> _Stored rows_
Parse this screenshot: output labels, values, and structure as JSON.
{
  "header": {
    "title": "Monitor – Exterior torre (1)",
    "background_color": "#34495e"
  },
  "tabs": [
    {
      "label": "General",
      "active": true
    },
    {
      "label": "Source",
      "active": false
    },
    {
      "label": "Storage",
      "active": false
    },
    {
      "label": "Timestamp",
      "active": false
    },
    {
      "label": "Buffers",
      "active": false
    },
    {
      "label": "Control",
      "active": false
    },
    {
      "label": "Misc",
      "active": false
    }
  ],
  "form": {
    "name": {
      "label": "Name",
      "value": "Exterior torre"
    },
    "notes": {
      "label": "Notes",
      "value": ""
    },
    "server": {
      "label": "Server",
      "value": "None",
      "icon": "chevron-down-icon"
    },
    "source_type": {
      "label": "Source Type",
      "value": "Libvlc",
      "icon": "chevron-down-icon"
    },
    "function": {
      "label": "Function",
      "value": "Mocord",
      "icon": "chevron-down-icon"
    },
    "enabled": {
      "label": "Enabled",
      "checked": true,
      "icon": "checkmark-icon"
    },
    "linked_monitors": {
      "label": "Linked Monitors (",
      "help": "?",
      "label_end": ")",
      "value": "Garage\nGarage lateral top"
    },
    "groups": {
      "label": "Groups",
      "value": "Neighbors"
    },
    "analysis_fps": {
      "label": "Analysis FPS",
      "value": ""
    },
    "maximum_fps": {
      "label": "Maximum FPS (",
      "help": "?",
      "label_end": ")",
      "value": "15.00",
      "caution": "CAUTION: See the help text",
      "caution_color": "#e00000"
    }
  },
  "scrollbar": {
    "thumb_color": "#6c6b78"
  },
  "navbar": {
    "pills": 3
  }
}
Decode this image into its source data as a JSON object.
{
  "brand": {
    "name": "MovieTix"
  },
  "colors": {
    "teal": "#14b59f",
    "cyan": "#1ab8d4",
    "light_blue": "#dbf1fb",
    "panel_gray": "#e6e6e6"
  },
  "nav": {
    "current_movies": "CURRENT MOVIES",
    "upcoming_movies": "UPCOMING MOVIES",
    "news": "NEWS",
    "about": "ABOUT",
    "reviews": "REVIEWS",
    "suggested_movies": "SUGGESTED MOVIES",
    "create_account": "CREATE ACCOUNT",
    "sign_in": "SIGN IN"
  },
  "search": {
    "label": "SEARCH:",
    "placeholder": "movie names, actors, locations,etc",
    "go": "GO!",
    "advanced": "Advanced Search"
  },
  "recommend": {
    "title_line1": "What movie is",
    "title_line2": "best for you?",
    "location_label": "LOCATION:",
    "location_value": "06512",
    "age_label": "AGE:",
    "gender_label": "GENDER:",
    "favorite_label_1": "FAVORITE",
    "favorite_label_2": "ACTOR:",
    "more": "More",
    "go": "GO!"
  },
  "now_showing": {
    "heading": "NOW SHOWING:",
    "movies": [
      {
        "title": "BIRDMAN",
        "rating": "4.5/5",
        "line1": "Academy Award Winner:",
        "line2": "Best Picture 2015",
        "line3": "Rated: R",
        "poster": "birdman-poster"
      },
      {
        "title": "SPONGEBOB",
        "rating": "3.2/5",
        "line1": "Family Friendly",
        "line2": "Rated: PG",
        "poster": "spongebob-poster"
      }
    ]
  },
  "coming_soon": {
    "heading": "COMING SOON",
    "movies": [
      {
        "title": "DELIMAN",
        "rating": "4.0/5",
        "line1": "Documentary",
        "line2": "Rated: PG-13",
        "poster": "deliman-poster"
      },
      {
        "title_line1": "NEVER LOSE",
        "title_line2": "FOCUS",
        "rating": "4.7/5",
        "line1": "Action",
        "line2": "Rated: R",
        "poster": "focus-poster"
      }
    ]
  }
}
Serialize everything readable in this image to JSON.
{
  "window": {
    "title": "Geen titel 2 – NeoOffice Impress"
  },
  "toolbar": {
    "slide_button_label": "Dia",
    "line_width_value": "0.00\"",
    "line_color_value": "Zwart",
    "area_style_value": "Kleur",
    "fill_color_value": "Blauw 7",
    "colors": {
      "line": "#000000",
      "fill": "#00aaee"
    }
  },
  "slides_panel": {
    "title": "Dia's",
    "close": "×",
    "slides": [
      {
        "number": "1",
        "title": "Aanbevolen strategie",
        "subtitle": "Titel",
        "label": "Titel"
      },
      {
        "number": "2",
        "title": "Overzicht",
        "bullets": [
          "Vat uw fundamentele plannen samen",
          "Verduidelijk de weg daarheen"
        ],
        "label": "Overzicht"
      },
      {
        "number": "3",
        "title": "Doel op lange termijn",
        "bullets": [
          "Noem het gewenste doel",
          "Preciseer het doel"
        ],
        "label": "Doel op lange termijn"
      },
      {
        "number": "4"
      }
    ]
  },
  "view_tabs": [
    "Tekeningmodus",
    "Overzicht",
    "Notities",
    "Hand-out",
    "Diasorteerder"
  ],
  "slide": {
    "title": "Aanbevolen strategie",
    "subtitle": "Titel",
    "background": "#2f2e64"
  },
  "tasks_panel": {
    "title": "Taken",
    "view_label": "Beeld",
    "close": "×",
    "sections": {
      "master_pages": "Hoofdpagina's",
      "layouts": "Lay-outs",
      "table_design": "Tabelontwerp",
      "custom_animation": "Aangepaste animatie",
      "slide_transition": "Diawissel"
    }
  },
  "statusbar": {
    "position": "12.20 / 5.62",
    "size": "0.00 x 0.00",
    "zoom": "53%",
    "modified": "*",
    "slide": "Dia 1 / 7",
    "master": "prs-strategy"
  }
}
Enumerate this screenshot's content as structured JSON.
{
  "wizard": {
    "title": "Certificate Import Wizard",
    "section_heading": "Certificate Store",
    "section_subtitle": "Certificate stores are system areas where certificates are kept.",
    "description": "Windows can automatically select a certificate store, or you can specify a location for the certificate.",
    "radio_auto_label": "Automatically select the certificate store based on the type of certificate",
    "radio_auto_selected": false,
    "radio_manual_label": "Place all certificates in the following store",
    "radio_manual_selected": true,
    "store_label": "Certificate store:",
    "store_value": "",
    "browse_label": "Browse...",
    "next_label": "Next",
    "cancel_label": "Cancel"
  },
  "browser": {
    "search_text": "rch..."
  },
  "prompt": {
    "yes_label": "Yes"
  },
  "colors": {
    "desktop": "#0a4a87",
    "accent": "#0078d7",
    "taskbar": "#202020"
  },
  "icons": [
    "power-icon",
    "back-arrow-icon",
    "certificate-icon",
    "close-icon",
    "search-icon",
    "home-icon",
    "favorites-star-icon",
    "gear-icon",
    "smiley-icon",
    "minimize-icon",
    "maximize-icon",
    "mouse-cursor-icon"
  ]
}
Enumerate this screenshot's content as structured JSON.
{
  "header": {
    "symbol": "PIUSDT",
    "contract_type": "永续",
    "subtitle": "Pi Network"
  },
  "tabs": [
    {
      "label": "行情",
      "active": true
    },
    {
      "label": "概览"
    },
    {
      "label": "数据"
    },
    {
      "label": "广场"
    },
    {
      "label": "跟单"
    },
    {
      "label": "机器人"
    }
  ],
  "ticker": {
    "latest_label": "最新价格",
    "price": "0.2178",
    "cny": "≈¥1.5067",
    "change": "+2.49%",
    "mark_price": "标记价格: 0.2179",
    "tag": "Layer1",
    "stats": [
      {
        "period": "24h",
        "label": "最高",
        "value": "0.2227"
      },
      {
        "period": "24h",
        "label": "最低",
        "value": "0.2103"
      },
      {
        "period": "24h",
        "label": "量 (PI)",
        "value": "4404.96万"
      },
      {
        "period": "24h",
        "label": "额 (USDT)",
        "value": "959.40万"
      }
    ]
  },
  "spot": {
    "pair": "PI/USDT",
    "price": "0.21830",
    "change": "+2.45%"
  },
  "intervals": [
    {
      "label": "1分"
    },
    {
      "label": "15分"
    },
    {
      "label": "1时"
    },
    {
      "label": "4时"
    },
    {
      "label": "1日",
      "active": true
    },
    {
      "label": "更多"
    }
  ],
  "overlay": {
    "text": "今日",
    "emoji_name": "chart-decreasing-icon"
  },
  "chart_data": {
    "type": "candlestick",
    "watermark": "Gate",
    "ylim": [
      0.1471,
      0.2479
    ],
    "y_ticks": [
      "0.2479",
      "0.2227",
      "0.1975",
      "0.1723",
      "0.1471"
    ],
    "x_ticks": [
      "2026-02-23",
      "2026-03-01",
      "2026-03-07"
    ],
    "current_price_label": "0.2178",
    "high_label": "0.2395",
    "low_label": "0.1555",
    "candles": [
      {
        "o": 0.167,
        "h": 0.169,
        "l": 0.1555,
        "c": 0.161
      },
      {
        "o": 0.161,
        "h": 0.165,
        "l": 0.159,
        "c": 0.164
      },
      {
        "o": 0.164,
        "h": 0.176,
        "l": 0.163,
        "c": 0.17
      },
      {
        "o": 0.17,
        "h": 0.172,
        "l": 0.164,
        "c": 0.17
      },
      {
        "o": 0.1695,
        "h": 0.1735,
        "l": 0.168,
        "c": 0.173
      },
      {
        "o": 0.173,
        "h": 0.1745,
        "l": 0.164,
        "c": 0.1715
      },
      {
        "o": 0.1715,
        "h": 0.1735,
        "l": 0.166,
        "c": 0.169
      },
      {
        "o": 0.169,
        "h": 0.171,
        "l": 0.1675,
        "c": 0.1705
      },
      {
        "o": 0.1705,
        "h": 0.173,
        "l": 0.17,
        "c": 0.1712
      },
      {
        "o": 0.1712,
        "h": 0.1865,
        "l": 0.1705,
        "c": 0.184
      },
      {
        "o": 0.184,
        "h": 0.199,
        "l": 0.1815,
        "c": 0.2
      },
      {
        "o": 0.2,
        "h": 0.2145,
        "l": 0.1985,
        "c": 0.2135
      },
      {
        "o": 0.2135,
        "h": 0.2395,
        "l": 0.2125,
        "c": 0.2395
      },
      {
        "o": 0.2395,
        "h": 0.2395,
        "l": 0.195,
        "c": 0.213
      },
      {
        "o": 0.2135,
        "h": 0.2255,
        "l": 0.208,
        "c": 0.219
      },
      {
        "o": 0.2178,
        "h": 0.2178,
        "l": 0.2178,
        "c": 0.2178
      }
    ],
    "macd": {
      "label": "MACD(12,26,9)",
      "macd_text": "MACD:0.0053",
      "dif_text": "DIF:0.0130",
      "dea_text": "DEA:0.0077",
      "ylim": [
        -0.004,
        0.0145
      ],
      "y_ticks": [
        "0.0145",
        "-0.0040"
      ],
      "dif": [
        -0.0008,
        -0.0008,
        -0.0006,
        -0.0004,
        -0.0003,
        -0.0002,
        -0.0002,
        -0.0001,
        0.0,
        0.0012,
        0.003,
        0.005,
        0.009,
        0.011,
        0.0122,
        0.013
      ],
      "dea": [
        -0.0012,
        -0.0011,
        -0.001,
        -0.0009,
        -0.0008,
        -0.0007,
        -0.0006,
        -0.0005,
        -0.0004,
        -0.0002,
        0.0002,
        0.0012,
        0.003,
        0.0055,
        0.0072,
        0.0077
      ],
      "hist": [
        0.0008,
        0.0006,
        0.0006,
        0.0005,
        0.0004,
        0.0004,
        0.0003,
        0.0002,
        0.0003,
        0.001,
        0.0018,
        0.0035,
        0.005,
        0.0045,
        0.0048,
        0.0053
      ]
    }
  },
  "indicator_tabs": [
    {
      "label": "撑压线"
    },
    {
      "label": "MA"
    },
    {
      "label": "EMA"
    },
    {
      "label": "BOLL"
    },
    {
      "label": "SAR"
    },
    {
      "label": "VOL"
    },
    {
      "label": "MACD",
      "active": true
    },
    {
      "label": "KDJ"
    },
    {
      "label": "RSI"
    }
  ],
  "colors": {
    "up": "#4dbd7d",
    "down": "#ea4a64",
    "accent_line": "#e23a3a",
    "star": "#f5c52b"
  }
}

> _Goal_
Identify every line above that includes the word "this", and show those lines.

> _Final answer_
Parse this screenshot: output labels, values, and structure as JSON.
Decode this image into its source data as a JSON object.
Serialize everything readable in this image to JSON.
Enumerate this screenshot's content as structured JSON.
Enumerate this screenshot's content as structured JSON.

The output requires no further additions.